__YANG DIMINTA__: Lanjutkan cerita tentang perayaan natal di sekolah Ara mulai setelah kalimat terakhir yang ditampilkan.

__KUTIPAN SUMBER__:
+ + + + +

Senin, 20 Januari 2014
Perayaan di Sekolah Ara
Perayaan natal semakin dekat. Saat itu Ara masih di sekolah lamanya sebut saja sekolah A. Beberapa hari itu agenda sekolahnya banyak berkisar seputar perayaan natal, seperti persiapan drama, berkirim kartu ucapan, cerita tentang Santa Klaus dan lain-lain.
Saat pulang sekolah, ada saja cerita atau pertanyaan yang dibawakan Ara, misalnya tentang baby Yesus, Santa Klaus, atau lagu-lagu natal yang kadang dia nyanyikan di rumah. Saya berusaha untuk tidak panik melihat "kebiasaan baru" Ara. Hanya berusaha mengalihkan dan memberi pengertian, misalnya saja saat dia menyanyikan lagu natal, saya ajak diskusi tentang lagu itu, misalnya itu lagu tentang apa, dinyanyikan untuk apa, dan sebagainya. Kemudian saya kenalkan dengan lagu-lagu islami yang tak kalah bagusnya dengan lagu itu. Abinya juga menunjukkan di Youtube, bahwa ada banyak lagu-lagu Islam yang enak untuk dinyanyikan. Alhamdulillah cara ini berhasil.
Suatu hari, sepulang sekolah, tiba-tiba dia merasa marah dan kecewa, setelah saya tanya alasannya, dia bercerita bahwa dia tidak dilibatkan dalam drama kelahiran Yesus. Saya tanya lagi kenapa sampai demikian, dia jawab bahwa saat itu guru bertanya saat hendak latihan "Ara, are you not sure?", saat melihat Ara kurang semangat saat sesi drama, lalu Ara terdiam karena dia tidak tahu apa maksud dari pertanyaan itu. Kemudian gurunya berkata lagi "Okay you can play outside if you aren't sure". Akhirnya Ara dengan berat hati meninggalkan area drama dan bermain di luar bersama teman-teman lain yang tidak ikut bergabung dalam drama.

+ + + + +

__BARIS DATA__:
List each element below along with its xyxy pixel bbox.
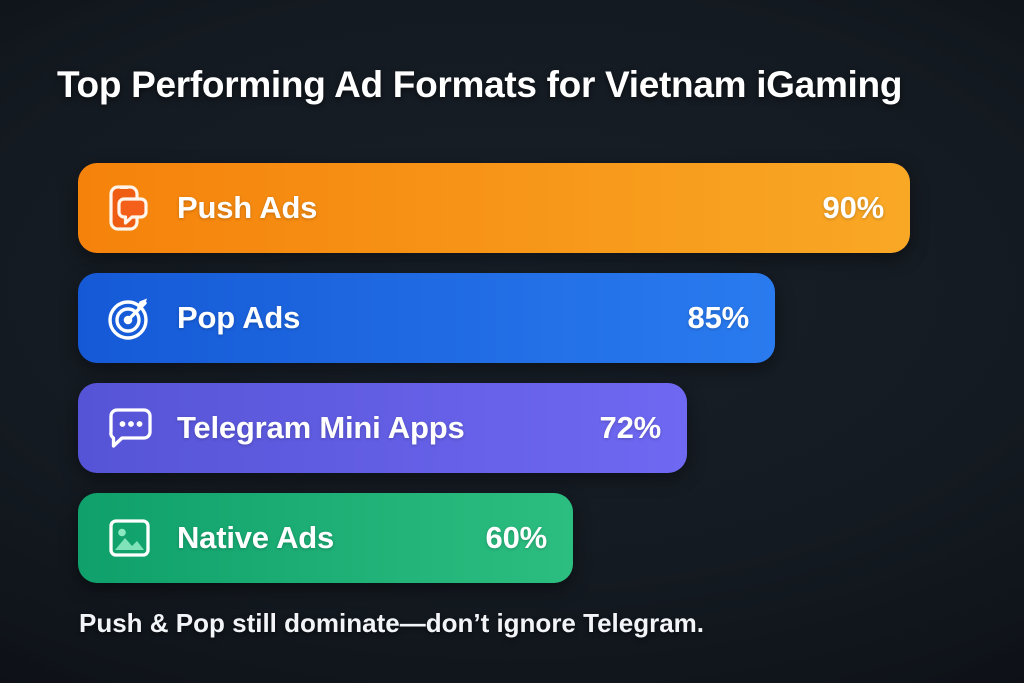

+ + + + +

__HASIL TUGAS__:
"Padahal aku ingin ikut Umi....", katanya sambil matanya berkaca-kaca. "Mungkin bu gurunya tahu kalau mbak Ara muslim, makanya bu guru tanya seperti itu sama mbak Ara, karena mbak Ara ndak jawab, dikira mbak Ara ndak mau", saya mencoba menjelaskan. "Tapi aku mau Umi..." masih sambil menahan air matanya. "Memangnya mbak Ara kenapa kok ingin ikut, kan mbak Ara tahu kalau kita tidak merayakan natal?", "Soalnya aku mau jadi dombanya Mi....nyanyinya bagus.....", masih berkaca-kaca lalu dia menirukan nyanyian domba yang dimaksud. Liriknya sih cuma embek....embek...saja sambil bergoyang-goyang badannya. Saya sebenarnya ingin tertawa, melihat ekspresinya itu, tapi saya tidak tega he3....
"Oh...jadi mbak Ara pingin sekali jadi domba? Ya sudah, besok bilang sendiri sama bu guru kalau mbak Ara mau jadi dombanya, ndak usah nangis gitu". Beberapa saat kemudian dia terdiam. Saya mengijinkan karena sudah mendengarkan alasannya.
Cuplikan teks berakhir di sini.